## What the task asks
Transcribe all the records exactly and omit any images they hold.
=== Material for the task ===
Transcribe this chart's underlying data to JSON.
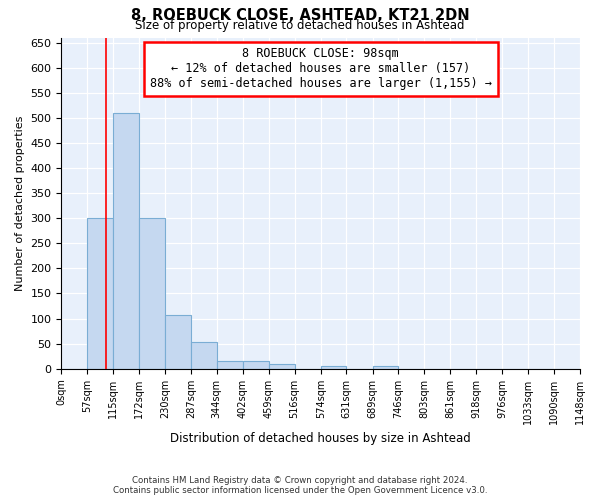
{
  "title1": "8, ROEBUCK CLOSE, ASHTEAD, KT21 2DN",
  "title2": "Size of property relative to detached houses in Ashtead",
  "xlabel": "Distribution of detached houses by size in Ashtead",
  "ylabel": "Number of detached properties",
  "footer1": "Contains HM Land Registry data © Crown copyright and database right 2024.",
  "footer2": "Contains public sector information licensed under the Open Government Licence v3.0.",
  "bin_labels": [
    "0sqm",
    "57sqm",
    "115sqm",
    "172sqm",
    "230sqm",
    "287sqm",
    "344sqm",
    "402sqm",
    "459sqm",
    "516sqm",
    "574sqm",
    "631sqm",
    "689sqm",
    "746sqm",
    "803sqm",
    "861sqm",
    "918sqm",
    "976sqm",
    "1033sqm",
    "1090sqm",
    "1148sqm"
  ],
  "bar_values": [
    0,
    300,
    510,
    300,
    107,
    53,
    15,
    15,
    10,
    0,
    5,
    0,
    5,
    0,
    0,
    0,
    0,
    0,
    0,
    0
  ],
  "bar_color": "#c5d8f0",
  "bar_edge_color": "#7aadd4",
  "property_line_x": 98,
  "property_line_label": "8 ROEBUCK CLOSE: 98sqm",
  "annotation_line1": "← 12% of detached houses are smaller (157)",
  "annotation_line2": "88% of semi-detached houses are larger (1,155) →",
  "ylim": [
    0,
    660
  ],
  "yticks": [
    0,
    50,
    100,
    150,
    200,
    250,
    300,
    350,
    400,
    450,
    500,
    550,
    600,
    650
  ],
  "background_color": "#e8f0fb",
  "grid_color": "#ffffff",
  "fig_background": "#ffffff"
}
===
## Output of the exercise
Transcribe this chart's underlying data to JSON.
{
  "title1": "8, ROEBUCK CLOSE, ASHTEAD, KT21 2DN",
  "title2": "Size of property relative to detached houses in Ashtead",
  "xlabel": "Distribution of detached houses by size in Ashtead",
  "ylabel": "Number of detached properties",
  "footer1": "Contains HM Land Registry data © Crown copyright and database right 2024.",
  "footer2": "Contains public sector information licensed under the Open Government Licence v3.0.",
  "bin_labels": [
    "0sqm",
    "57sqm",
    "115sqm",
    "172sqm",
    "230sqm",
    "287sqm",
    "344sqm",
    "402sqm",
    "459sqm",
    "516sqm",
    "574sqm",
    "631sqm",
    "689sqm",
    "746sqm",
    "803sqm",
    "861sqm",
    "918sqm",
    "976sqm",
    "1033sqm",
    "1090sqm",
    "1148sqm"
  ],
  "bar_values": [
    0,
    300,
    510,
    300,
    107,
    53,
    15,
    15,
    10,
    0,
    5,
    0,
    5,
    0,
    0,
    0,
    0,
    0,
    0,
    0
  ],
  "bar_color": "#c5d8f0",
  "bar_edge_color": "#7aadd4",
  "property_line_x": 98,
  "property_line_label": "8 ROEBUCK CLOSE: 98sqm",
  "annotation_line1": "← 12% of detached houses are smaller (157)",
  "annotation_line2": "88% of semi-detached houses are larger (1,155) →",
  "ylim": [
    0,
    660
  ],
  "yticks": [
    0,
    50,
    100,
    150,
    200,
    250,
    300,
    350,
    400,
    450,
    500,
    550,
    600,
    650
  ],
  "background_color": "#e8f0fb",
  "grid_color": "#ffffff",
  "fig_background": "#ffffff"
}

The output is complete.